Instruction
For the records below, give the count of lines holding the word "JSON" and nothing more.

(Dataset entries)
______
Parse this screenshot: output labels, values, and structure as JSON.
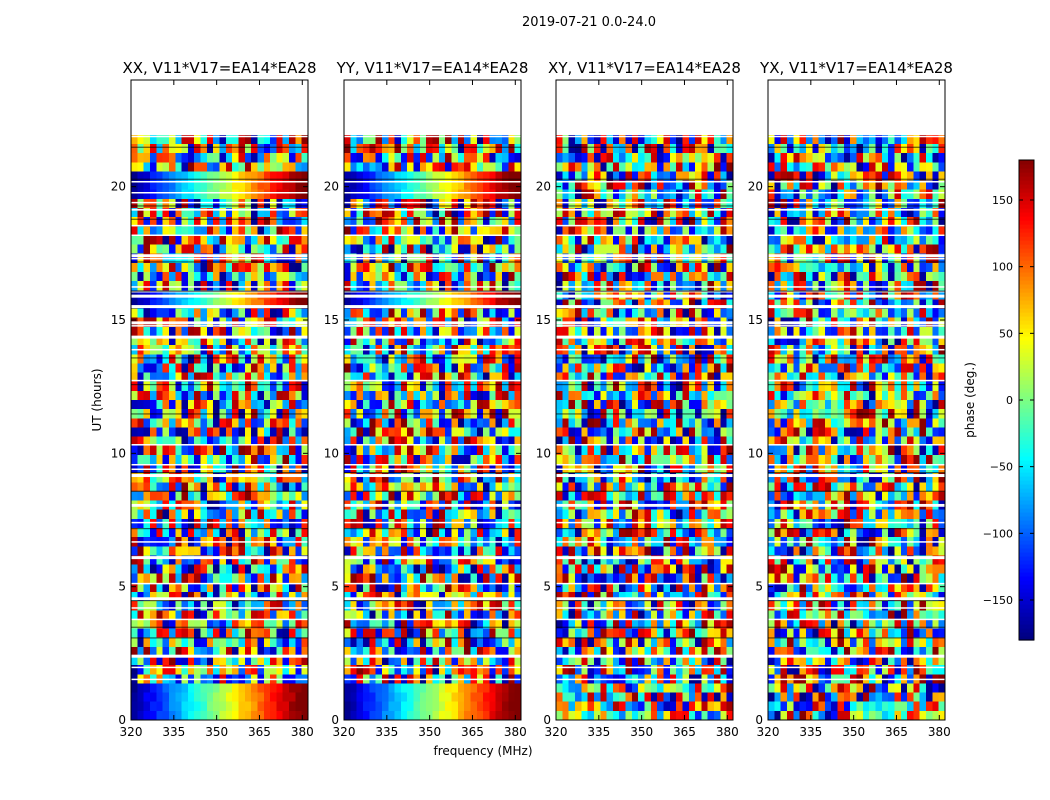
{
  "figure": {
    "suptitle": "2019-07-21 0.0-24.0"
  },
  "chart_data": {
    "type": "heatmap",
    "description": "Visibility phase vs frequency and UT for four polarization products",
    "xlabel": "frequency (MHz)",
    "ylabel": "UT (hours)",
    "xlim": [
      320,
      382
    ],
    "ylim": [
      0,
      24
    ],
    "xticks": [
      320,
      335,
      350,
      365,
      380
    ],
    "yticks": [
      0,
      5,
      10,
      15,
      20
    ],
    "panels": [
      {
        "title": "XX, V11*V17=EA14*EA28",
        "pol": "XX",
        "coherent_bands": true
      },
      {
        "title": "YY, V11*V17=EA14*EA28",
        "pol": "YY",
        "coherent_bands": true
      },
      {
        "title": "XY, V11*V17=EA14*EA28",
        "pol": "XY",
        "coherent_bands": false
      },
      {
        "title": "YX, V11*V17=EA14*EA28",
        "pol": "YX",
        "coherent_bands": false
      }
    ],
    "flagged_ut_ranges": [
      [
        22.0,
        24.0
      ]
    ],
    "colorbar": {
      "label": "phase (deg.)",
      "range": [
        -180,
        180
      ],
      "ticks": [
        -150,
        -100,
        -50,
        0,
        50,
        100,
        150
      ],
      "tick_labels": [
        "−150",
        "−100",
        "−50",
        "0",
        "50",
        "100",
        "150"
      ],
      "colormap": "jet",
      "colors": [
        "#00007f",
        "#0000ff",
        "#007fff",
        "#00ffff",
        "#7fff7f",
        "#ffff00",
        "#ff7f00",
        "#ff0000",
        "#7f0000"
      ]
    }
  }
}
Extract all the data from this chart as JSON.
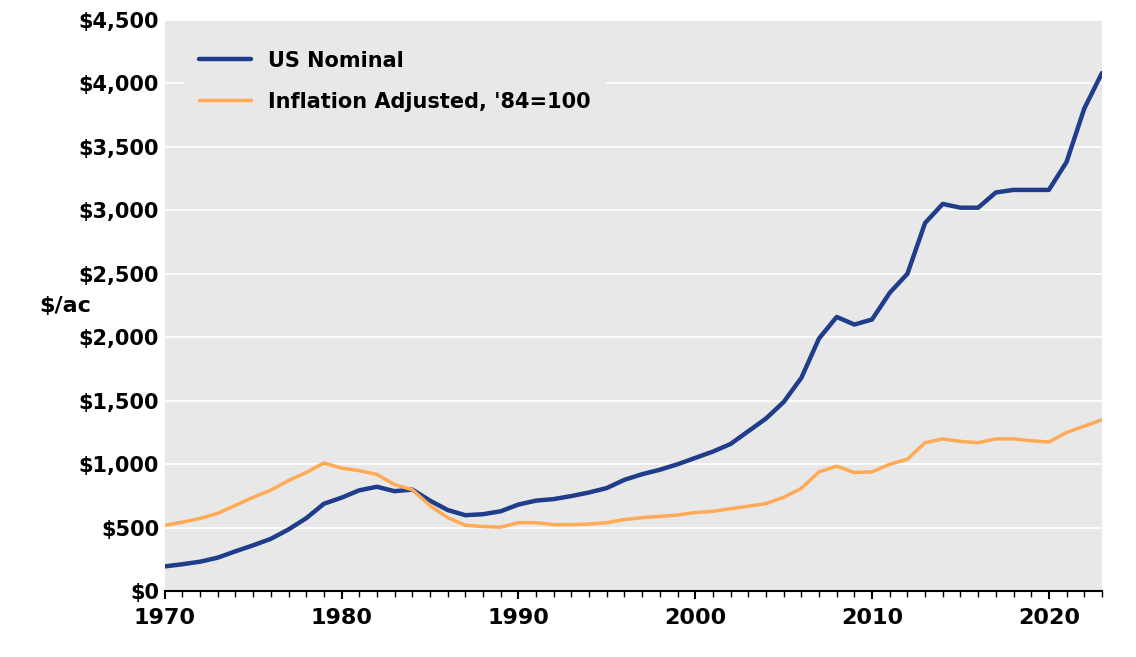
{
  "ylabel": "$/ac",
  "nominal_color": "#1F3D8A",
  "inflation_color": "#FFAA55",
  "nominal_linewidth": 3.2,
  "inflation_linewidth": 2.5,
  "legend_nominal": "US Nominal",
  "legend_inflation": "Inflation Adjusted, '84=100",
  "plot_bg_color": "#E8E8E8",
  "fig_bg_color": "#FFFFFF",
  "grid_color": "#FFFFFF",
  "ylim": [
    0,
    4500
  ],
  "yticks": [
    0,
    500,
    1000,
    1500,
    2000,
    2500,
    3000,
    3500,
    4000,
    4500
  ],
  "xlim": [
    1970,
    2023
  ],
  "xticks": [
    1970,
    1980,
    1990,
    2000,
    2010,
    2020
  ],
  "years": [
    1970,
    1971,
    1972,
    1973,
    1974,
    1975,
    1976,
    1977,
    1978,
    1979,
    1980,
    1981,
    1982,
    1983,
    1984,
    1985,
    1986,
    1987,
    1988,
    1989,
    1990,
    1991,
    1992,
    1993,
    1994,
    1995,
    1996,
    1997,
    1998,
    1999,
    2000,
    2001,
    2002,
    2003,
    2004,
    2005,
    2006,
    2007,
    2008,
    2009,
    2010,
    2011,
    2012,
    2013,
    2014,
    2015,
    2016,
    2017,
    2018,
    2019,
    2020,
    2021,
    2022,
    2023
  ],
  "nominal": [
    196,
    213,
    233,
    265,
    315,
    362,
    413,
    487,
    575,
    689,
    737,
    795,
    823,
    788,
    801,
    714,
    640,
    599,
    607,
    630,
    683,
    714,
    726,
    750,
    778,
    813,
    878,
    922,
    957,
    1000,
    1050,
    1100,
    1160,
    1260,
    1360,
    1490,
    1680,
    1990,
    2160,
    2100,
    2140,
    2350,
    2500,
    2900,
    3050,
    3020,
    3020,
    3140,
    3160,
    3160,
    3160,
    3380,
    3800,
    4080
  ],
  "inflation_adj": [
    519,
    545,
    574,
    614,
    677,
    740,
    796,
    872,
    935,
    1010,
    970,
    950,
    920,
    840,
    800,
    675,
    580,
    520,
    510,
    505,
    540,
    540,
    525,
    525,
    530,
    540,
    565,
    580,
    590,
    600,
    620,
    630,
    650,
    670,
    690,
    740,
    810,
    940,
    985,
    935,
    940,
    1000,
    1040,
    1170,
    1200,
    1180,
    1170,
    1200,
    1200,
    1185,
    1175,
    1250,
    1300,
    1350
  ]
}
______
Result of this exercise
2